(A block of data)
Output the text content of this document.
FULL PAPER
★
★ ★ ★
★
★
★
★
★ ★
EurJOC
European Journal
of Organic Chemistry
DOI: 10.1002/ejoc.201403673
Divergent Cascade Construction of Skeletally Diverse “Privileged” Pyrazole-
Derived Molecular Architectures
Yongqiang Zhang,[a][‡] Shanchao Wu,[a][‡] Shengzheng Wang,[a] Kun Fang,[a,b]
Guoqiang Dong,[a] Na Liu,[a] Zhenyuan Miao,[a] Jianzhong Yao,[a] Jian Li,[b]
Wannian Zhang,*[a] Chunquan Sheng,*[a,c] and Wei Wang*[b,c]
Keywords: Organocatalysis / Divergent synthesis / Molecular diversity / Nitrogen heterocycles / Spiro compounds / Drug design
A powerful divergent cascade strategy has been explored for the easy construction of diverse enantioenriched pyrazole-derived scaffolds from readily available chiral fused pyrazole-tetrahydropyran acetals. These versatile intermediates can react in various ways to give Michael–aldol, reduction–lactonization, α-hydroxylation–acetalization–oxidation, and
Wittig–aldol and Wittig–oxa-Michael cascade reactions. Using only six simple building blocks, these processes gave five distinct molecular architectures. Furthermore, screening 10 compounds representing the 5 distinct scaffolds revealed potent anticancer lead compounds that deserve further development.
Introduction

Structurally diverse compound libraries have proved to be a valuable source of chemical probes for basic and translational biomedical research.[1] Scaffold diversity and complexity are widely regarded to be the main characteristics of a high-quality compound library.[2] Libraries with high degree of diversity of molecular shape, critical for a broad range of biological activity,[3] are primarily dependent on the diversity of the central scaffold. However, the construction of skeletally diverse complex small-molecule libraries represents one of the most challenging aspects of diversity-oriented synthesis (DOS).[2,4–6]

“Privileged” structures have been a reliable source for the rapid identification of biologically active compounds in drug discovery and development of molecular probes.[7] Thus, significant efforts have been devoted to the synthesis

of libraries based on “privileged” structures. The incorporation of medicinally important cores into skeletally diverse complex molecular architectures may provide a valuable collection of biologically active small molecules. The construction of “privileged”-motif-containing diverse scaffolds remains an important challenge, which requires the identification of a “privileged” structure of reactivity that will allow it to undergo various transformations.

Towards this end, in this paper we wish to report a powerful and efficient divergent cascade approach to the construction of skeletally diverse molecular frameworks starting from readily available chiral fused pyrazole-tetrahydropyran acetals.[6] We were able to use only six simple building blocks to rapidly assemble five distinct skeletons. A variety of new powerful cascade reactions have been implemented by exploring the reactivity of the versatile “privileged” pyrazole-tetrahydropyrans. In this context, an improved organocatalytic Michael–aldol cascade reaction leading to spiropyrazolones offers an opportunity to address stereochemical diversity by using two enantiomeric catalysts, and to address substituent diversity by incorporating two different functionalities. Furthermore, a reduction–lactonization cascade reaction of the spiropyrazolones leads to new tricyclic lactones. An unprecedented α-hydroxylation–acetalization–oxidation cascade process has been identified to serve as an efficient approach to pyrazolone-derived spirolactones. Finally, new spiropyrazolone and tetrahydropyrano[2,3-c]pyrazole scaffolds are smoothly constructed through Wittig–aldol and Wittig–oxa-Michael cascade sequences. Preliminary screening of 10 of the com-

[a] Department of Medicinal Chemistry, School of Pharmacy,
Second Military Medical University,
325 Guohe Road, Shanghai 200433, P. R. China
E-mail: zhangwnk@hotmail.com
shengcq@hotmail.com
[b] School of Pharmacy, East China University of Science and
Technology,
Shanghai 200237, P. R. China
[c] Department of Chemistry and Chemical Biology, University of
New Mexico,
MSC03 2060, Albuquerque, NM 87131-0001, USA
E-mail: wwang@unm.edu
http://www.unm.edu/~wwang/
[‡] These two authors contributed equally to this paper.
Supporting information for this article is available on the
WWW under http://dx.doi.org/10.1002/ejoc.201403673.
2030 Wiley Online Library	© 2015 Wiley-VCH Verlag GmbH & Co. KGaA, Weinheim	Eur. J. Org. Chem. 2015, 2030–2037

YOUR OBJECTIVE: Above are some records; repeat all of them exactly.

EXERCISE RESPONSE:
Output the text content of this document.
FULL PAPER
★
★ ★ ★
★
★
★
★
★ ★
EurJOC
European Journal
of Organic Chemistry
DOI: 10.1002/ejoc.201403673
Divergent Cascade Construction of Skeletally Diverse “Privileged” Pyrazole-
Derived Molecular Architectures
Yongqiang Zhang,[a][‡] Shanchao Wu,[a][‡] Shengzheng Wang,[a] Kun Fang,[a,b]
Guoqiang Dong,[a] Na Liu,[a] Zhenyuan Miao,[a] Jianzhong Yao,[a] Jian Li,[b]
Wannian Zhang,*[a] Chunquan Sheng,*[a,c] and Wei Wang*[b,c]
Keywords: Organocatalysis / Divergent synthesis / Molecular diversity / Nitrogen heterocycles / Spiro compounds / Drug design
A powerful divergent cascade strategy has been explored for the easy construction of diverse enantioenriched pyrazole-derived scaffolds from readily available chiral fused pyrazole-tetrahydropyran acetals. These versatile intermediates can react in various ways to give Michael–aldol, reduction–lactonization, α-hydroxylation–acetalization–oxidation, and
Wittig–aldol and Wittig–oxa-Michael cascade reactions. Using only six simple building blocks, these processes gave five distinct molecular architectures. Furthermore, screening 10 compounds representing the 5 distinct scaffolds revealed potent anticancer lead compounds that deserve further development.
Introduction

Structurally diverse compound libraries have proved to be a valuable source of chemical probes for basic and translational biomedical research.[1] Scaffold diversity and complexity are widely regarded to be the main characteristics of a high-quality compound library.[2] Libraries with high degree of diversity of molecular shape, critical for a broad range of biological activity,[3] are primarily dependent on the diversity of the central scaffold. However, the construction of skeletally diverse complex small-molecule libraries represents one of the most challenging aspects of diversity-oriented synthesis (DOS).[2,4–6]

“Privileged” structures have been a reliable source for the rapid identification of biologically active compounds in drug discovery and development of molecular probes.[7] Thus, significant efforts have been devoted to the synthesis

of libraries based on “privileged” structures. The incorporation of medicinally important cores into skeletally diverse complex molecular architectures may provide a valuable collection of biologically active small molecules. The construction of “privileged”-motif-containing diverse scaffolds remains an important challenge, which requires the identification of a “privileged” structure of reactivity that will allow it to undergo various transformations.

Towards this end, in this paper we wish to report a powerful and efficient divergent cascade approach to the construction of skeletally diverse molecular frameworks starting from readily available chiral fused pyrazole-tetrahydropyran acetals.[6] We were able to use only six simple building blocks to rapidly assemble five distinct skeletons. A variety of new powerful cascade reactions have been implemented by exploring the reactivity of the versatile “privileged” pyrazole-tetrahydropyrans. In this context, an improved organocatalytic Michael–aldol cascade reaction leading to spiropyrazolones offers an opportunity to address stereochemical diversity by using two enantiomeric catalysts, and to address substituent diversity by incorporating two different functionalities. Furthermore, a reduction–lactonization cascade reaction of the spiropyrazolones leads to new tricyclic lactones. An unprecedented α-hydroxylation–acetalization–oxidation cascade process has been identified to serve as an efficient approach to pyrazolone-derived spirolactones. Finally, new spiropyrazolone and tetrahydropyrano[2,3-c]pyrazole scaffolds are smoothly constructed through Wittig–aldol and Wittig–oxa-Michael cascade sequences. Preliminary screening of 10 of the com-

[a] Department of Medicinal Chemistry, School of Pharmacy,
Second Military Medical University,
325 Guohe Road, Shanghai 200433, P. R. China
E-mail: zhangwnk@hotmail.com
shengcq@hotmail.com
[b] School of Pharmacy, East China University of Science and
Technology,
Shanghai 200237, P. R. China
[c] Department of Chemistry and Chemical Biology, University of
New Mexico,
MSC03 2060, Albuquerque, NM 87131-0001, USA
E-mail: wwang@unm.edu
http://www.unm.edu/~wwang/
[‡] These two authors contributed equally to this paper.
Supporting information for this article is available on the
WWW under http://dx.doi.org/10.1002/ejoc.201403673.
2030 Wiley Online Library	© 2015 Wiley-VCH Verlag GmbH & Co. KGaA, Weinheim	Eur. J. Org. Chem. 2015, 2030–2037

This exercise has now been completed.